═════ SELECTION

Skip to content
Leadership Assessment

How to choose a leadership assessment that predicts, not just describes

Most leadership assessments describe who someone is. Far fewer predict what they will actually do under pressure. A practical buyer's guide to choosing the right tool for the right purpose.

Dr Eric Albertini · Co-Founder, CapabilityFX
A person reading a report against a bright wall

The cost of asking the wrong question

Every year, organisations invest in leadership assessments and walk away with beautifully formatted reports that say very little about whether the person will actually lead well. The problem is rarely the tool. It is the question behind the purchase.

Most assessments answer the question: who is this person? That is a legitimate question. But the question most buyers actually need answered is different: what will this person do when it counts? Those are not the same question, and no single instrument answers both equally well.

This is not an argument against psychometrics. It is an argument for clarity about purpose. Choosing the wrong tool for the job is not merely an academic concern. It shapes who gets promoted, who receives coaching, and which capability investments your organisation makes. The stakes are real.

What psychometric and behavioural assessments actually measure

The distinction between psychometric and behavioural assessment is frequently collapsed into a vague preference debate. It should not be. The two approaches measure genuinely different things.

Psychometric assessments measure stable psychological constructs: personality traits, cognitive styles, values, motivational drivers. They are self-reported, normed against reference populations, and designed to be consistent across time. When a leader completes a personality inventory, they are providing a description of how they tend to perceive themselves and the world. The data is rich, especially for understanding patterns that sit below the surface of day-to-day behaviour.

Behavioural assessments observe or simulate what a person does. This includes structured observation tools, 360-degree feedback instruments, situational judgement tests, and scenario-based simulations. Rather than asking how you describe yourself, they ask: what did you actually do, or what would you do, in this specific situation? The data is more directly predictive of performance because it is grounded in action.

Neither approach is categorically superior. Psychometrics offer depth and developmental richness. Behavioural tools offer proximity to performance. The mistake most organisations make is not choosing one over the other. It is using a psychometric tool in isolation and expecting it to do a behavioural tool's job.

A personality profile cannot tell you whether a leader will hold a difficult conversation with a direct report next Tuesday. It can tell you something about their tendencies around conflict, discomfort, and relational courage. That is valuable. But it is a starting point for interpretation, not a prediction.

The isolation mistake

When organisations treat a single psychometric score as a hiring or promotion decision, they are asking a description to carry the weight of a prediction. The research on this is consistent. Schmidt and Hunter's 1998 meta-analysis, still widely referenced in industrial-organisational psychology, placed unstructured personality assessment near the bottom of predictors of job performance. Structured assessments combined with work-sample tests and cognitive ability measures performed significantly better.

More recent work reinforces the direction. A 2023 Chartered Institute of Personnel and Development review of assessment validity found that multi-method approaches consistently outperformed single-tool selection processes, particularly for senior roles where context complexity is high.

══════════

- **EXERCISE TASK 1**:
Write out the leadership assessment guide from "Most leadership assessments" up to and including "both equally well.".
- **EXERCISE TASK 2**:
In the leadership assessment guide, whose meta-analysis placed unstructured personality assessment near the bottom of predictors of job performance?

═════ GIVEN INFORMATION

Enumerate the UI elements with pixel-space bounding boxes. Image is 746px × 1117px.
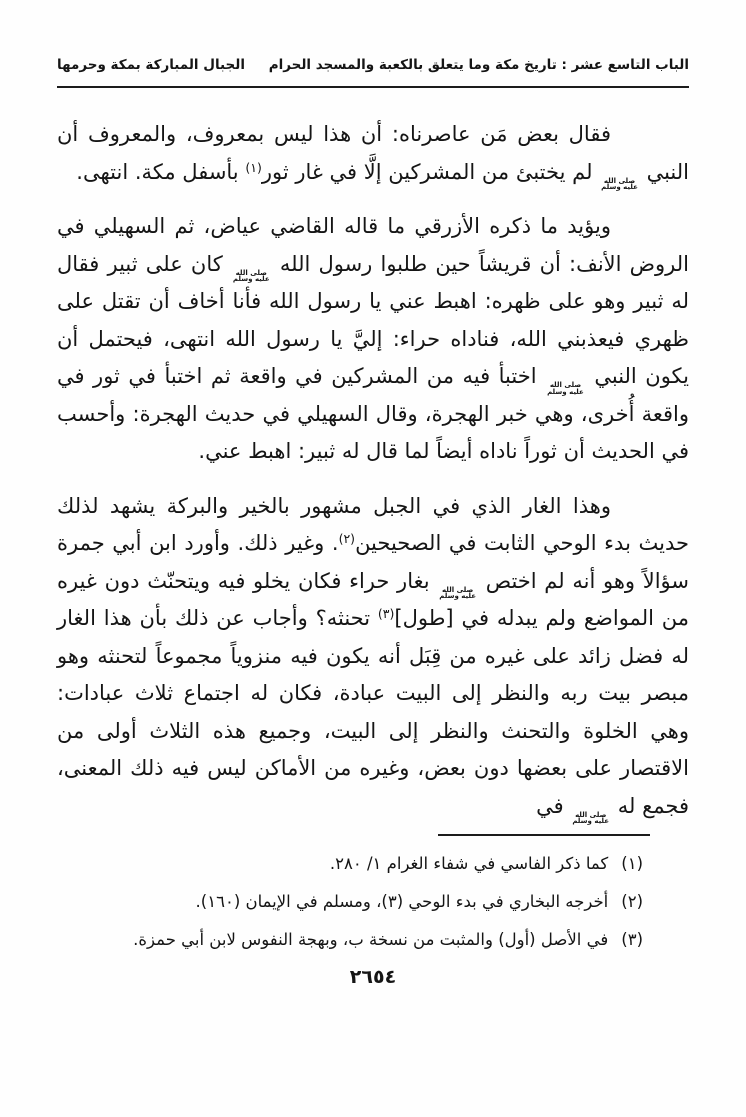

══════════
═════ GIVEN INFORMATION

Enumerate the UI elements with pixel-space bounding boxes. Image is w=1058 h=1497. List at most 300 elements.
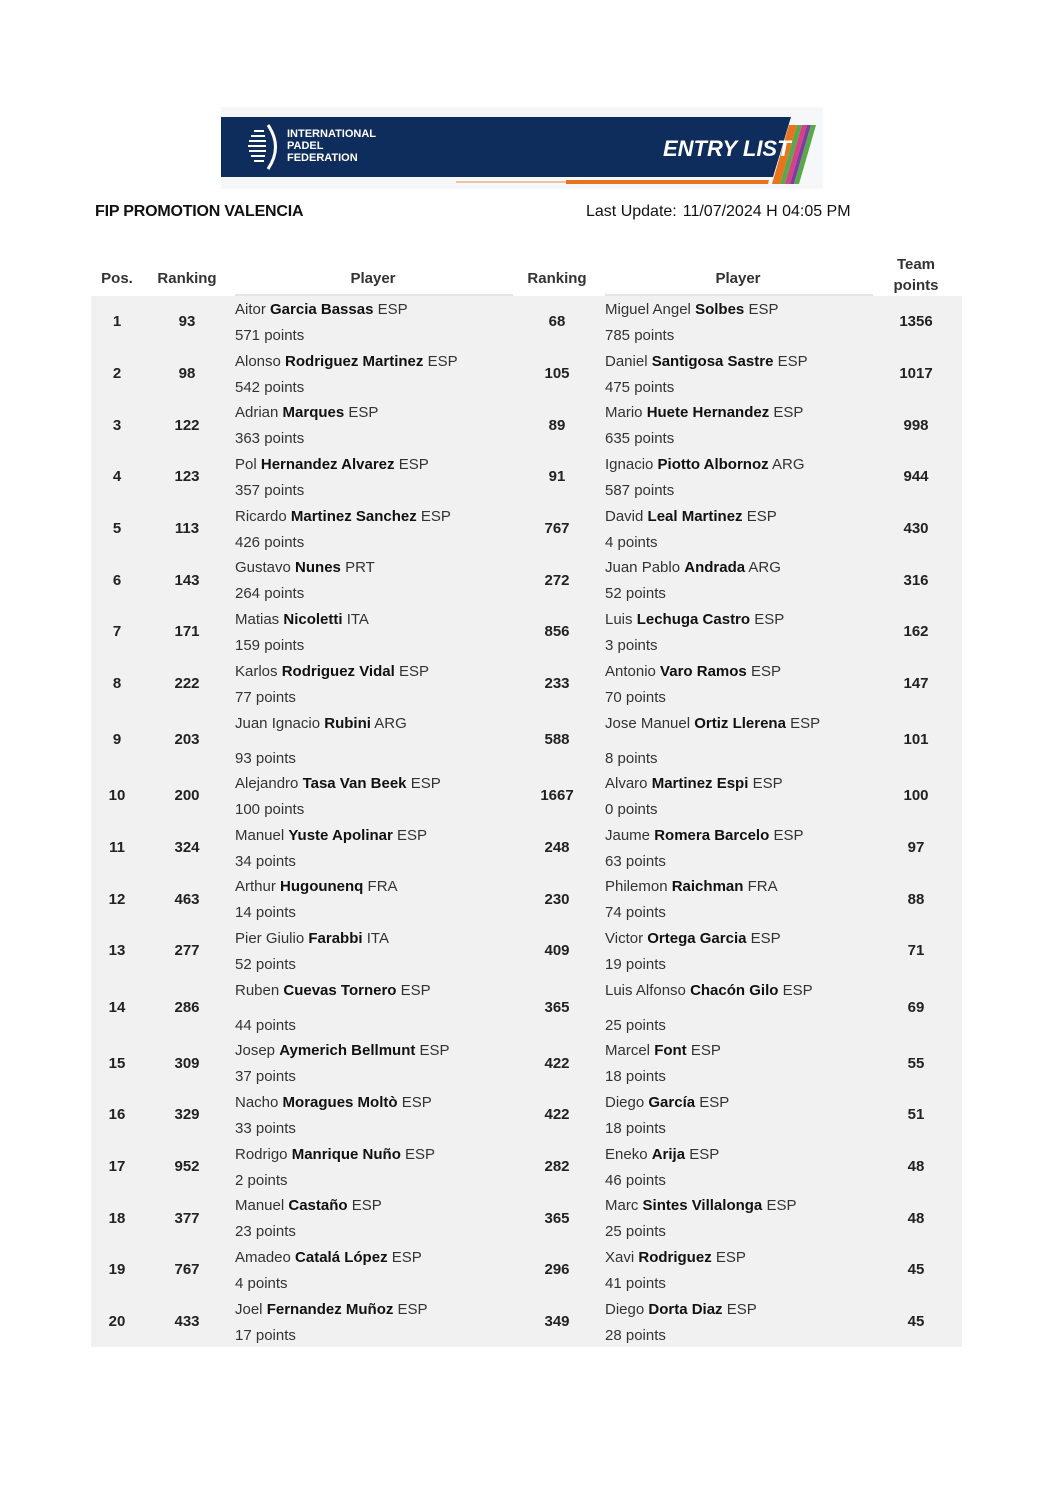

══════════

- **EXERCISE RESULT 1**:
Most leadership assessments describe who someone is. Far fewer predict what they will actually do under pressure. A practical buyer's guide to choosing the right tool for the right purpose.

Dr Eric Albertini · Co-Founder, CapabilityFX
A person reading a report against a bright wall

The cost of asking the wrong question

Every year, organisations invest in leadership assessments and walk away with beautifully formatted reports that say very little about whether the person will actually lead well. The problem is rarely the tool. It is the question behind the purchase.

Most assessments answer the question: who is this person? That is a legitimate question. But the question most buyers actually need answered is different: what will this person do when it counts? Those are not the same question, and no single instrument answers both equally well.

- **EXERCISE RESULT 2**:
Schmidt and Hunter's 1998 meta-analysis.